→ **Task details**: Set the listing down again in full, word for word, with the pictures left out.

→ **Records to use**:
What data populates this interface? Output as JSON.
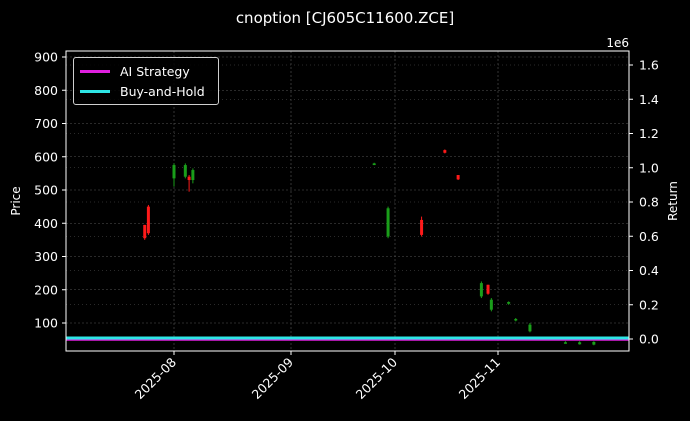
{
  "chart_data": {
    "type": "candlestick+line",
    "title": "cnoption [CJ605C11600.ZCE]",
    "xlabel": "",
    "ylabel": "Price",
    "y2label": "Return",
    "y2_offset_label": "1e6",
    "ylim": [
      15,
      915
    ],
    "y2lim": [
      -0.08,
      1.67
    ],
    "yticks": [
      100,
      200,
      300,
      400,
      500,
      600,
      700,
      800,
      900
    ],
    "y2ticks": [
      "0.0",
      "0.2",
      "0.4",
      "0.6",
      "0.8",
      "1.0",
      "1.2",
      "1.4",
      "1.6"
    ],
    "xticks": [
      "2025-08",
      "2025-09",
      "2025-10",
      "2025-11"
    ],
    "grid": true,
    "legend_position": "upper left",
    "colors": {
      "background": "#000000",
      "up": "#1a9e1a",
      "down": "#ff1a1a",
      "ai_strategy": "#e020e0",
      "buy_and_hold": "#2ee6e6",
      "grid": "#555555",
      "axes": "#ffffff"
    },
    "series": [
      {
        "name": "AI Strategy",
        "axis": "right",
        "values_approx": "flat at ~0.0 (1e6) across period"
      },
      {
        "name": "Buy-and-Hold",
        "axis": "right",
        "values_approx": "flat at ~0.0 (1e6) across period"
      }
    ],
    "candles": [
      {
        "date": "2025-07-24",
        "open": 395,
        "high": 395,
        "low": 350,
        "close": 355,
        "dir": "down"
      },
      {
        "date": "2025-07-25",
        "open": 450,
        "high": 455,
        "low": 365,
        "close": 370,
        "dir": "down"
      },
      {
        "date": "2025-08-01",
        "open": 535,
        "high": 580,
        "low": 510,
        "close": 575,
        "dir": "up"
      },
      {
        "date": "2025-08-04",
        "open": 540,
        "high": 580,
        "low": 535,
        "close": 575,
        "dir": "up"
      },
      {
        "date": "2025-08-05",
        "open": 540,
        "high": 545,
        "low": 495,
        "close": 530,
        "dir": "down"
      },
      {
        "date": "2025-08-06",
        "open": 530,
        "high": 565,
        "low": 520,
        "close": 560,
        "dir": "up"
      },
      {
        "date": "2025-09-25",
        "open": 575,
        "high": 582,
        "low": 575,
        "close": 580,
        "dir": "up"
      },
      {
        "date": "2025-09-29",
        "open": 360,
        "high": 450,
        "low": 355,
        "close": 445,
        "dir": "up"
      },
      {
        "date": "2025-10-09",
        "open": 410,
        "high": 420,
        "low": 360,
        "close": 365,
        "dir": "down"
      },
      {
        "date": "2025-10-16",
        "open": 620,
        "high": 622,
        "low": 610,
        "close": 612,
        "dir": "down"
      },
      {
        "date": "2025-10-20",
        "open": 545,
        "high": 545,
        "low": 530,
        "close": 532,
        "dir": "down"
      },
      {
        "date": "2025-10-27",
        "open": 180,
        "high": 225,
        "low": 175,
        "close": 220,
        "dir": "up"
      },
      {
        "date": "2025-10-29",
        "open": 215,
        "high": 215,
        "low": 185,
        "close": 188,
        "dir": "down"
      },
      {
        "date": "2025-10-30",
        "open": 140,
        "high": 175,
        "low": 135,
        "close": 170,
        "dir": "up"
      },
      {
        "date": "2025-11-04",
        "open": 158,
        "high": 165,
        "low": 155,
        "close": 163,
        "dir": "up"
      },
      {
        "date": "2025-11-06",
        "open": 108,
        "high": 115,
        "low": 105,
        "close": 112,
        "dir": "up"
      },
      {
        "date": "2025-11-10",
        "open": 75,
        "high": 100,
        "low": 72,
        "close": 95,
        "dir": "up"
      },
      {
        "date": "2025-11-20",
        "open": 40,
        "high": 45,
        "low": 38,
        "close": 42,
        "dir": "up"
      },
      {
        "date": "2025-11-24",
        "open": 36,
        "high": 45,
        "low": 35,
        "close": 42,
        "dir": "up"
      },
      {
        "date": "2025-11-28",
        "open": 35,
        "high": 45,
        "low": 33,
        "close": 43,
        "dir": "up"
      }
    ]
  },
  "legend": {
    "items": [
      {
        "label": "AI Strategy",
        "color": "#e020e0"
      },
      {
        "label": "Buy-and-Hold",
        "color": "#2ee6e6"
      }
    ]
  }
}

→ **Solution for this exercise**:
What data populates this interface? Output as JSON.
{
  "chart_data": {
    "type": "candlestick+line",
    "title": "cnoption [CJ605C11600.ZCE]",
    "xlabel": "",
    "ylabel": "Price",
    "y2label": "Return",
    "y2_offset_label": "1e6",
    "ylim": [
      15,
      915
    ],
    "y2lim": [
      -0.08,
      1.67
    ],
    "yticks": [
      100,
      200,
      300,
      400,
      500,
      600,
      700,
      800,
      900
    ],
    "y2ticks": [
      "0.0",
      "0.2",
      "0.4",
      "0.6",
      "0.8",
      "1.0",
      "1.2",
      "1.4",
      "1.6"
    ],
    "xticks": [
      "2025-08",
      "2025-09",
      "2025-10",
      "2025-11"
    ],
    "grid": true,
    "legend_position": "upper left",
    "colors": {
      "background": "#000000",
      "up": "#1a9e1a",
      "down": "#ff1a1a",
      "ai_strategy": "#e020e0",
      "buy_and_hold": "#2ee6e6",
      "grid": "#555555",
      "axes": "#ffffff"
    },
    "series": [
      {
        "name": "AI Strategy",
        "axis": "right",
        "values_approx": "flat at ~0.0 (1e6) across period"
      },
      {
        "name": "Buy-and-Hold",
        "axis": "right",
        "values_approx": "flat at ~0.0 (1e6) across period"
      }
    ],
    "candles": [
      {
        "date": "2025-07-24",
        "open": 395,
        "high": 395,
        "low": 350,
        "close": 355,
        "dir": "down"
      },
      {
        "date": "2025-07-25",
        "open": 450,
        "high": 455,
        "low": 365,
        "close": 370,
        "dir": "down"
      },
      {
        "date": "2025-08-01",
        "open": 535,
        "high": 580,
        "low": 510,
        "close": 575,
        "dir": "up"
      },
      {
        "date": "2025-08-04",
        "open": 540,
        "high": 580,
        "low": 535,
        "close": 575,
        "dir": "up"
      },
      {
        "date": "2025-08-05",
        "open": 540,
        "high": 545,
        "low": 495,
        "close": 530,
        "dir": "down"
      },
      {
        "date": "2025-08-06",
        "open": 530,
        "high": 565,
        "low": 520,
        "close": 560,
        "dir": "up"
      },
      {
        "date": "2025-09-25",
        "open": 575,
        "high": 582,
        "low": 575,
        "close": 580,
        "dir": "up"
      },
      {
        "date": "2025-09-29",
        "open": 360,
        "high": 450,
        "low": 355,
        "close": 445,
        "dir": "up"
      },
      {
        "date": "2025-10-09",
        "open": 410,
        "high": 420,
        "low": 360,
        "close": 365,
        "dir": "down"
      },
      {
        "date": "2025-10-16",
        "open": 620,
        "high": 622,
        "low": 610,
        "close": 612,
        "dir": "down"
      },
      {
        "date": "2025-10-20",
        "open": 545,
        "high": 545,
        "low": 530,
        "close": 532,
        "dir": "down"
      },
      {
        "date": "2025-10-27",
        "open": 180,
        "high": 225,
        "low": 175,
        "close": 220,
        "dir": "up"
      },
      {
        "date": "2025-10-29",
        "open": 215,
        "high": 215,
        "low": 185,
        "close": 188,
        "dir": "down"
      },
      {
        "date": "2025-10-30",
        "open": 140,
        "high": 175,
        "low": 135,
        "close": 170,
        "dir": "up"
      },
      {
        "date": "2025-11-04",
        "open": 158,
        "high": 165,
        "low": 155,
        "close": 163,
        "dir": "up"
      },
      {
        "date": "2025-11-06",
        "open": 108,
        "high": 115,
        "low": 105,
        "close": 112,
        "dir": "up"
      },
      {
        "date": "2025-11-10",
        "open": 75,
        "high": 100,
        "low": 72,
        "close": 95,
        "dir": "up"
      },
      {
        "date": "2025-11-20",
        "open": 40,
        "high": 45,
        "low": 38,
        "close": 42,
        "dir": "up"
      },
      {
        "date": "2025-11-24",
        "open": 36,
        "high": 45,
        "low": 35,
        "close": 42,
        "dir": "up"
      },
      {
        "date": "2025-11-28",
        "open": 35,
        "high": 45,
        "low": 33,
        "close": 43,
        "dir": "up"
      }
    ]
  },
  "legend": {
    "items": [
      {
        "label": "AI Strategy",
        "color": "#e020e0"
      },
      {
        "label": "Buy-and-Hold",
        "color": "#2ee6e6"
      }
    ]
  }
}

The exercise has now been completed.